Part of a data file
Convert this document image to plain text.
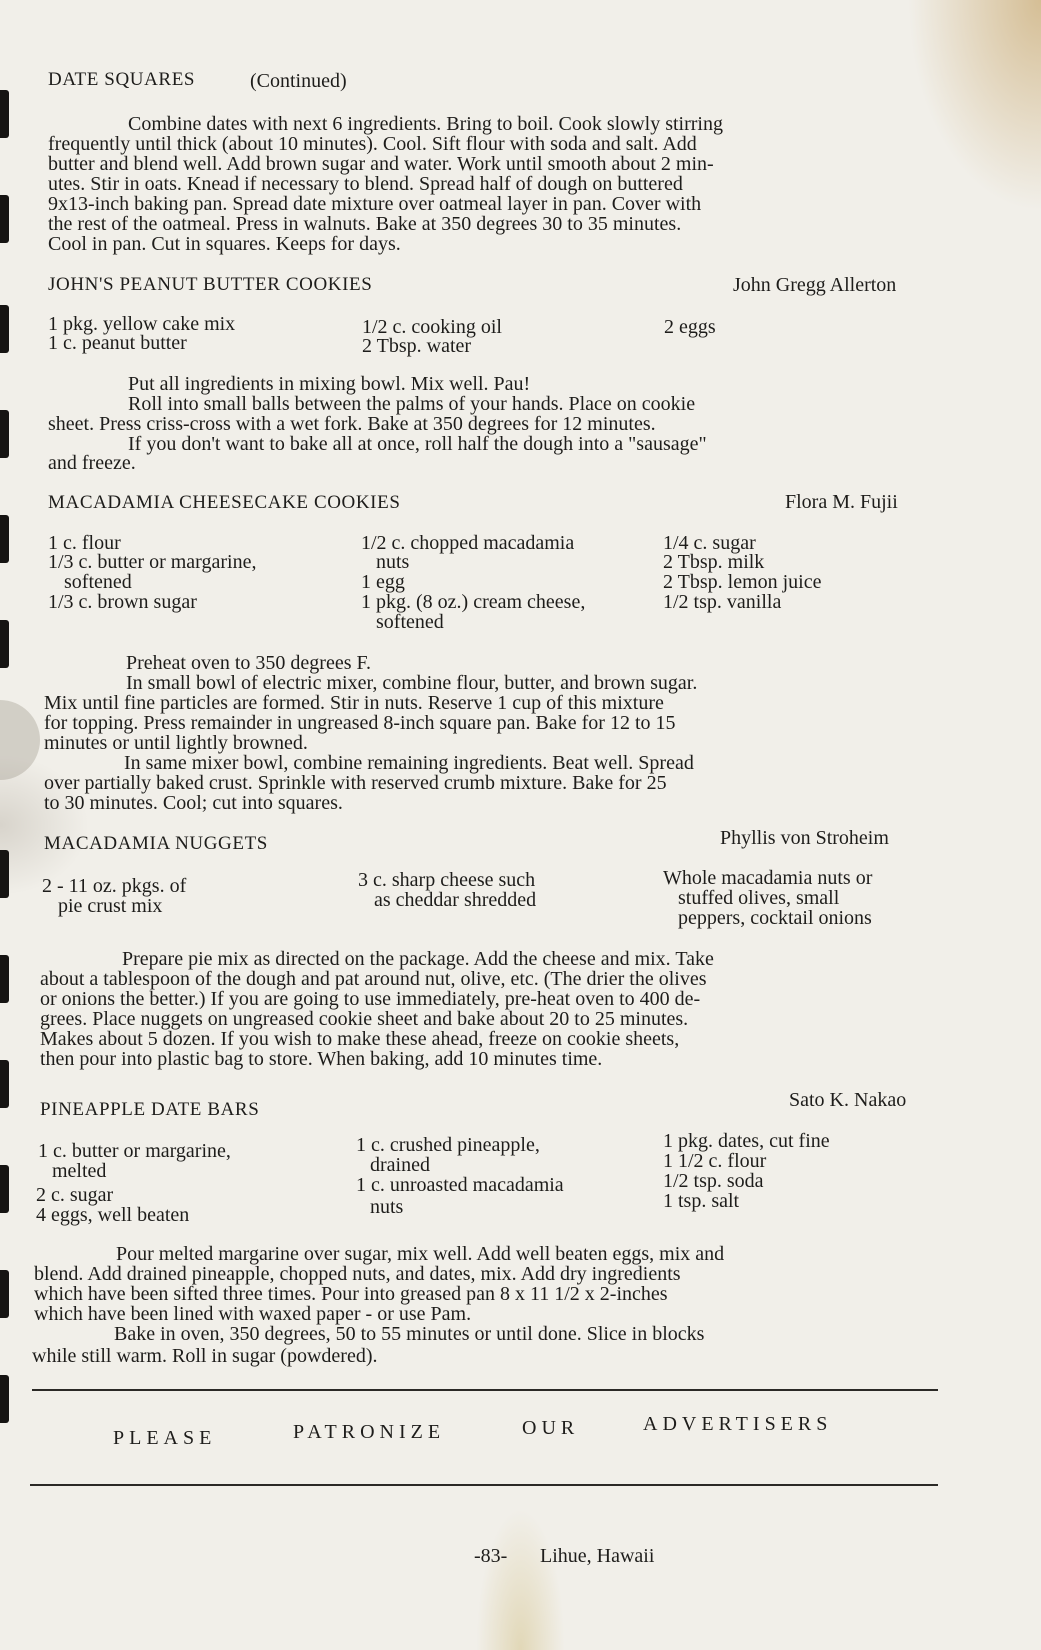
DATE SQUARES	(Continued)
Combine dates with next 6 ingredients. Bring to boil. Cook slowly stirring
frequently until thick (about 10 minutes). Cool. Sift flour with soda and salt. Add
butter and blend well. Add brown sugar and water. Work until smooth about 2 min-
utes. Stir in oats. Knead if necessary to blend. Spread half of dough on buttered
9x13-inch baking pan. Spread date mixture over oatmeal layer in pan. Cover with
the rest of the oatmeal. Press in walnuts. Bake at 350 degrees 30 to 35 minutes.
Cool in pan. Cut in squares. Keeps for days.
JOHN'S PEANUT BUTTER COOKIES	John Gregg Allerton
1 pkg. yellow cake mix
1 c. peanut butter
1/2 c. cooking oil
2 Tbsp. water
2 eggs
Put all ingredients in mixing bowl. Mix well. Pau!
Roll into small balls between the palms of your hands. Place on cookie
sheet. Press criss-cross with a wet fork. Bake at 350 degrees for 12 minutes.
If you don't want to bake all at once, roll half the dough into a "sausage"
and freeze.
MACADAMIA CHEESECAKE COOKIES	Flora M. Fujii
1 c. flour
1/3 c. butter or margarine,
softened
1/3 c. brown sugar
1/2 c. chopped macadamia
nuts
1 egg
1 pkg. (8 oz.) cream cheese,
softened
1/4 c. sugar
2 Tbsp. milk
2 Tbsp. lemon juice
1/2 tsp. vanilla
Preheat oven to 350 degrees F.
In small bowl of electric mixer, combine flour, butter, and brown sugar.
Mix until fine particles are formed. Stir in nuts. Reserve 1 cup of this mixture
for topping. Press remainder in ungreased 8-inch square pan. Bake for 12 to 15
minutes or until lightly browned.
In same mixer bowl, combine remaining ingredients. Beat well. Spread
over partially baked crust. Sprinkle with reserved crumb mixture. Bake for 25
to 30 minutes. Cool; cut into squares.
MACADAMIA NUGGETS	Phyllis von Stroheim
2 - 11 oz. pkgs. of
pie crust mix
3 c. sharp cheese such
as cheddar shredded
Whole macadamia nuts or
stuffed olives, small
peppers, cocktail onions
Prepare pie mix as directed on the package. Add the cheese and mix. Take
about a tablespoon of the dough and pat around nut, olive, etc. (The drier the olives
or onions the better.) If you are going to use immediately, pre-heat oven to 400 de-
grees. Place nuggets on ungreased cookie sheet and bake about 20 to 25 minutes.
Makes about 5 dozen. If you wish to make these ahead, freeze on cookie sheets,
then pour into plastic bag to store. When baking, add 10 minutes time.
PINEAPPLE DATE BARS	Sato K. Nakao
1 c. butter or margarine,
melted
2 c. sugar
4 eggs, well beaten
1 c. crushed pineapple,
drained
1 c. unroasted macadamia
nuts
1 pkg. dates, cut fine
1 1/2 c. flour
1/2 tsp. soda
1 tsp. salt
Pour melted margarine over sugar, mix well. Add well beaten eggs, mix and
blend. Add drained pineapple, chopped nuts, and dates, mix. Add dry ingredients
which have been sifted three times. Pour into greased pan 8 x 11 1/2 x 2-inches
which have been lined with waxed paper - or use Pam.
Bake in oven, 350 degrees, 50 to 55 minutes or until done. Slice in blocks
while still warm. Roll in sugar (powdered).
PLEASE	PATRONIZE	OUR	ADVERTISERS
-83- Lihue, Hawaii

YOUR INSTRUCTIONS:
Transcribe the records word for word and include no pictures.

ANSWER FOR THIS EXERCISE:
Convert this document image to plain text.
DATE SQUARES	(Continued)
Combine dates with next 6 ingredients. Bring to boil. Cook slowly stirring
frequently until thick (about 10 minutes). Cool. Sift flour with soda and salt. Add
butter and blend well. Add brown sugar and water. Work until smooth about 2 min-
utes. Stir in oats. Knead if necessary to blend. Spread half of dough on buttered
9x13-inch baking pan. Spread date mixture over oatmeal layer in pan. Cover with
the rest of the oatmeal. Press in walnuts. Bake at 350 degrees 30 to 35 minutes.
Cool in pan. Cut in squares. Keeps for days.
JOHN'S PEANUT BUTTER COOKIES	John Gregg Allerton
1 pkg. yellow cake mix
1 c. peanut butter
1/2 c. cooking oil
2 Tbsp. water
2 eggs
Put all ingredients in mixing bowl. Mix well. Pau!
Roll into small balls between the palms of your hands. Place on cookie
sheet. Press criss-cross with a wet fork. Bake at 350 degrees for 12 minutes.
If you don't want to bake all at once, roll half the dough into a "sausage"
and freeze.
MACADAMIA CHEESECAKE COOKIES	Flora M. Fujii
1 c. flour
1/3 c. butter or margarine,
softened
1/3 c. brown sugar
1/2 c. chopped macadamia
nuts
1 egg
1 pkg. (8 oz.) cream cheese,
softened
1/4 c. sugar
2 Tbsp. milk
2 Tbsp. lemon juice
1/2 tsp. vanilla
Preheat oven to 350 degrees F.
In small bowl of electric mixer, combine flour, butter, and brown sugar.
Mix until fine particles are formed. Stir in nuts. Reserve 1 cup of this mixture
for topping. Press remainder in ungreased 8-inch square pan. Bake for 12 to 15
minutes or until lightly browned.
In same mixer bowl, combine remaining ingredients. Beat well. Spread
over partially baked crust. Sprinkle with reserved crumb mixture. Bake for 25
to 30 minutes. Cool; cut into squares.
MACADAMIA NUGGETS	Phyllis von Stroheim
2 - 11 oz. pkgs. of
pie crust mix
3 c. sharp cheese such
as cheddar shredded
Whole macadamia nuts or
stuffed olives, small
peppers, cocktail onions
Prepare pie mix as directed on the package. Add the cheese and mix. Take
about a tablespoon of the dough and pat around nut, olive, etc. (The drier the olives
or onions the better.) If you are going to use immediately, pre-heat oven to 400 de-
grees. Place nuggets on ungreased cookie sheet and bake about 20 to 25 minutes.
Makes about 5 dozen. If you wish to make these ahead, freeze on cookie sheets,
then pour into plastic bag to store. When baking, add 10 minutes time.
PINEAPPLE DATE BARS	Sato K. Nakao
1 c. butter or margarine,
melted
2 c. sugar
4 eggs, well beaten
1 c. crushed pineapple,
drained
1 c. unroasted macadamia
nuts
1 pkg. dates, cut fine
1 1/2 c. flour
1/2 tsp. soda
1 tsp. salt
Pour melted margarine over sugar, mix well. Add well beaten eggs, mix and
blend. Add drained pineapple, chopped nuts, and dates, mix. Add dry ingredients
which have been sifted three times. Pour into greased pan 8 x 11 1/2 x 2-inches
which have been lined with waxed paper - or use Pam.
Bake in oven, 350 degrees, 50 to 55 minutes or until done. Slice in blocks
while still warm. Roll in sugar (powdered).
PLEASE	PATRONIZE	OUR	ADVERTISERS
-83- Lihue, Hawaii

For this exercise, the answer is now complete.